## EXERCISE BRIEF:
Give the material again in full, matching it exactly.

Stored entries:
----------

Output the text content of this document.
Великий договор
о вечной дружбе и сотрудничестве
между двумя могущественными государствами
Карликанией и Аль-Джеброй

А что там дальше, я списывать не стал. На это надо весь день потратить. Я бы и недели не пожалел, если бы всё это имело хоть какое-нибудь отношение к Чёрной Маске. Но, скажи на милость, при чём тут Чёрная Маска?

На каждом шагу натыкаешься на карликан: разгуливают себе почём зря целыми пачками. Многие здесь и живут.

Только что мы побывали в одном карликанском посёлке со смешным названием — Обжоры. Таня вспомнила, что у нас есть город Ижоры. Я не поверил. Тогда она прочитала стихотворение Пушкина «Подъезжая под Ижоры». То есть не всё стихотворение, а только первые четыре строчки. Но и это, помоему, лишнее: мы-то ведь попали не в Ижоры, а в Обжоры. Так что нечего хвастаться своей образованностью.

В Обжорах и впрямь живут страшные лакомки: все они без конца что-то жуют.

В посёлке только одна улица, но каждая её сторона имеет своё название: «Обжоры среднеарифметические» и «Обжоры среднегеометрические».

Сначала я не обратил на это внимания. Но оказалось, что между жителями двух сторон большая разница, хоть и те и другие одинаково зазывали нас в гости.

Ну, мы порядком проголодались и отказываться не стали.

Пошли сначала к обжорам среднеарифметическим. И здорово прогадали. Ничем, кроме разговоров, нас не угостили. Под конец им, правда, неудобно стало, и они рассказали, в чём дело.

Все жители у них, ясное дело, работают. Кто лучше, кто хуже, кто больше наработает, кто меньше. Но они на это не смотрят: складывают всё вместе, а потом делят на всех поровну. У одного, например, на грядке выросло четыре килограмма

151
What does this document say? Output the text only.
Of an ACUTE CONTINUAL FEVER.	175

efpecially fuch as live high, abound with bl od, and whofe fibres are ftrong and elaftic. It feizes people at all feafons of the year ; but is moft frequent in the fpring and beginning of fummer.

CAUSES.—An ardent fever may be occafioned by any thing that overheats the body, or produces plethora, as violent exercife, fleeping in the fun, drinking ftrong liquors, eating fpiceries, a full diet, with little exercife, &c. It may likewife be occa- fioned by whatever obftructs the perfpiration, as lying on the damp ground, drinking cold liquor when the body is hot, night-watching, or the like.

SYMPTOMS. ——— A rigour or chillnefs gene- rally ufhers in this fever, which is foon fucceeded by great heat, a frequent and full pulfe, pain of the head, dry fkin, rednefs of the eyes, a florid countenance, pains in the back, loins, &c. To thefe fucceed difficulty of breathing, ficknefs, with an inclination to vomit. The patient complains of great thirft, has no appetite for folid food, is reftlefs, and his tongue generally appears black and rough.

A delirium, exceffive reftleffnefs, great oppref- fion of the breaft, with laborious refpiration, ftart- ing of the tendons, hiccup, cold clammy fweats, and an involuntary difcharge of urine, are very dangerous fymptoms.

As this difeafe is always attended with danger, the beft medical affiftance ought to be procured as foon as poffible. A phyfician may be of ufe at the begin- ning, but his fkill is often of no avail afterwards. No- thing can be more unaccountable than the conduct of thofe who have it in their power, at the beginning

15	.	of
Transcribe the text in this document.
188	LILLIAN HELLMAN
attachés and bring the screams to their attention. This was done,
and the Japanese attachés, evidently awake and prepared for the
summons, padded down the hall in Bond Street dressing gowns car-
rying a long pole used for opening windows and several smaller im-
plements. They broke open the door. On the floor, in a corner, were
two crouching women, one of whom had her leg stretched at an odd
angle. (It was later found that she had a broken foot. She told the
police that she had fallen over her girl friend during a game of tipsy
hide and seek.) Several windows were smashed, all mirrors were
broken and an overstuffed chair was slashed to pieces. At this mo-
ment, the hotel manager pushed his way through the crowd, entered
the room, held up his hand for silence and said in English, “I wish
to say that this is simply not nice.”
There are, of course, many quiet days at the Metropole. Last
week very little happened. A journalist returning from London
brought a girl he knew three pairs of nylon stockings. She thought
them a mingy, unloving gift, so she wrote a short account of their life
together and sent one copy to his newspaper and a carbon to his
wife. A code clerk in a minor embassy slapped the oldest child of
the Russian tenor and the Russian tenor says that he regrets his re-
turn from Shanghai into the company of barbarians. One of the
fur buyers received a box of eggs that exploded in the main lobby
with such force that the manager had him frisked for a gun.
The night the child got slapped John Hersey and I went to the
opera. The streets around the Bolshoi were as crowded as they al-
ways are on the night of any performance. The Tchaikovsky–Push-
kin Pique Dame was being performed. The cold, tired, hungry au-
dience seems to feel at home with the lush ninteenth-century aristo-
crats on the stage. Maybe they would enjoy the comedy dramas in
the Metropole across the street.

----------

## TASK RESULT:
Output the text content of this document.
Великий договор
о вечной дружбе и сотрудничестве
между двумя могущественными государствами
Карликанией и Аль-Джеброй

А что там дальше, я списывать не стал. На это надо весь день потратить. Я бы и недели не пожалел, если бы всё это имело хоть какое-нибудь отношение к Чёрной Маске. Но, скажи на милость, при чём тут Чёрная Маска?

На каждом шагу натыкаешься на карликан: разгуливают себе почём зря целыми пачками. Многие здесь и живут.

Только что мы побывали в одном карликанском посёлке со смешным названием — Обжоры. Таня вспомнила, что у нас есть город Ижоры. Я не поверил. Тогда она прочитала стихотворение Пушкина «Подъезжая под Ижоры». То есть не всё стихотворение, а только первые четыре строчки. Но и это, помоему, лишнее: мы-то ведь попали не в Ижоры, а в Обжоры. Так что нечего хвастаться своей образованностью.

В Обжорах и впрямь живут страшные лакомки: все они без конца что-то жуют.

В посёлке только одна улица, но каждая её сторона имеет своё название: «Обжоры среднеарифметические» и «Обжоры среднегеометрические».

Сначала я не обратил на это внимания. Но оказалось, что между жителями двух сторон большая разница, хоть и те и другие одинаково зазывали нас в гости.

Ну, мы порядком проголодались и отказываться не стали.

Пошли сначала к обжорам среднеарифметическим. И здорово прогадали. Ничем, кроме разговоров, нас не угостили. Под конец им, правда, неудобно стало, и они рассказали, в чём дело.

Все жители у них, ясное дело, работают. Кто лучше, кто хуже, кто больше наработает, кто меньше. Но они на это не смотрят: складывают всё вместе, а потом делят на всех поровну. У одного, например, на грядке выросло четыре килограмма

151
What does this document say? Output the text only.
Of an ACUTE CONTINUAL FEVER.	175

efpecially fuch as live high, abound with bl od, and whofe fibres are ftrong and elaftic. It feizes people at all feafons of the year ; but is moft frequent in the fpring and beginning of fummer.

CAUSES.—An ardent fever may be occafioned by any thing that overheats the body, or produces plethora, as violent exercife, fleeping in the fun, drinking ftrong liquors, eating fpiceries, a full diet, with little exercife, &c. It may likewife be occa- fioned by whatever obftructs the perfpiration, as lying on the damp ground, drinking cold liquor when the body is hot, night-watching, or the like.

SYMPTOMS. ——— A rigour or chillnefs gene- rally ufhers in this fever, which is foon fucceeded by great heat, a frequent and full pulfe, pain of the head, dry fkin, rednefs of the eyes, a florid countenance, pains in the back, loins, &c. To thefe fucceed difficulty of breathing, ficknefs, with an inclination to vomit. The patient complains of great thirft, has no appetite for folid food, is reftlefs, and his tongue generally appears black and rough.

A delirium, exceffive reftleffnefs, great oppref- fion of the breaft, with laborious refpiration, ftart- ing of the tendons, hiccup, cold clammy fweats, and an involuntary difcharge of urine, are very dangerous fymptoms.

As this difeafe is always attended with danger, the beft medical affiftance ought to be procured as foon as poffible. A phyfician may be of ufe at the begin- ning, but his fkill is often of no avail afterwards. No- thing can be more unaccountable than the conduct of thofe who have it in their power, at the beginning

15	.	of
Transcribe the text in this document.
188	LILLIAN HELLMAN
attachés and bring the screams to their attention. This was done,
and the Japanese attachés, evidently awake and prepared for the
summons, padded down the hall in Bond Street dressing gowns car-
rying a long pole used for opening windows and several smaller im-
plements. They broke open the door. On the floor, in a corner, were
two crouching women, one of whom had her leg stretched at an odd
angle. (It was later found that she had a broken foot. She told the
police that she had fallen over her girl friend during a game of tipsy
hide and seek.) Several windows were smashed, all mirrors were
broken and an overstuffed chair was slashed to pieces. At this mo-
ment, the hotel manager pushed his way through the crowd, entered
the room, held up his hand for silence and said in English, “I wish
to say that this is simply not nice.”
There are, of course, many quiet days at the Metropole. Last
week very little happened. A journalist returning from London
brought a girl he knew three pairs of nylon stockings. She thought
them a mingy, unloving gift, so she wrote a short account of their life
together and sent one copy to his newspaper and a carbon to his
wife. A code clerk in a minor embassy slapped the oldest child of
the Russian tenor and the Russian tenor says that he regrets his re-
turn from Shanghai into the company of barbarians. One of the
fur buyers received a box of eggs that exploded in the main lobby
with such force that the manager had him frisked for a gun.
The night the child got slapped John Hersey and I went to the
opera. The streets around the Bolshoi were as crowded as they al-
ways are on the night of any performance. The Tchaikovsky–Push-
kin Pique Dame was being performed. The cold, tired, hungry au-
dience seems to feel at home with the lush ninteenth-century aristo-
crats on the stage. Maybe they would enjoy the comedy dramas in
the Metropole across the street.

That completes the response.